◆ EXERCISE DETAILS: Wherever "house" shows up in the records below, copy the whole line.

◆ STORED DATA:
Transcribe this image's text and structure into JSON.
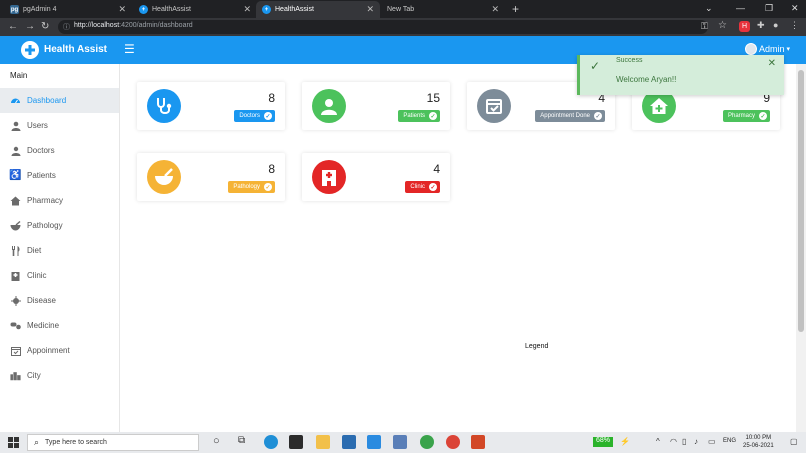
{
  "browser": {
    "tabs": [
      {
        "label": "pgAdmin 4",
        "favicon": "pg"
      },
      {
        "label": "HealthAssist"
      },
      {
        "label": "HealthAssist"
      },
      {
        "label": "New Tab"
      }
    ],
    "url_host": "http://localhost",
    "url_path": ":4200/admin/dashboard"
  },
  "header": {
    "brand": "Health Assist",
    "user": "Admin"
  },
  "sidebar": {
    "section": "Main",
    "items": [
      {
        "label": "Dashboard",
        "icon": "dashboard-icon",
        "active": true
      },
      {
        "label": "Users",
        "icon": "user-icon"
      },
      {
        "label": "Doctors",
        "icon": "doctor-icon"
      },
      {
        "label": "Patients",
        "icon": "wheelchair-icon"
      },
      {
        "label": "Pharmacy",
        "icon": "clinic-house-icon"
      },
      {
        "label": "Pathology",
        "icon": "mortar-icon"
      },
      {
        "label": "Diet",
        "icon": "utensils-icon"
      },
      {
        "label": "Clinic",
        "icon": "hospital-icon"
      },
      {
        "label": "Disease",
        "icon": "virus-icon"
      },
      {
        "label": "Medicine",
        "icon": "pills-icon"
      },
      {
        "label": "Appoinment",
        "icon": "calendar-check-icon"
      },
      {
        "label": "City",
        "icon": "city-icon"
      }
    ]
  },
  "cards": [
    {
      "count": "8",
      "badge": "Doctors",
      "icon": "stethoscope-icon",
      "color": "#1a97f0"
    },
    {
      "count": "15",
      "badge": "Patients",
      "icon": "person-icon",
      "color": "#4cc25c"
    },
    {
      "count": "4",
      "badge": "Appointment Done",
      "icon": "calendar-check-icon",
      "color": "#7d8c99"
    },
    {
      "count": "9",
      "badge": "Pharmacy",
      "icon": "clinic-house-icon",
      "color": "#4cc25c"
    },
    {
      "count": "8",
      "badge": "Pathology",
      "icon": "mortar-icon",
      "color": "#f5b335"
    },
    {
      "count": "4",
      "badge": "Clinic",
      "icon": "hospital-icon",
      "color": "#e32626"
    }
  ],
  "legend": "Legend",
  "toast": {
    "title": "Success",
    "message": "Welcome Aryan!!"
  },
  "taskbar": {
    "search_placeholder": "Type here to search",
    "battery": "68%",
    "lang": "ENG",
    "time": "10:00 PM",
    "date": "25-06-2021"
  }
}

◆ REPLY:
        "icon": "clinic-house-icon"
      "icon": "clinic-house-icon",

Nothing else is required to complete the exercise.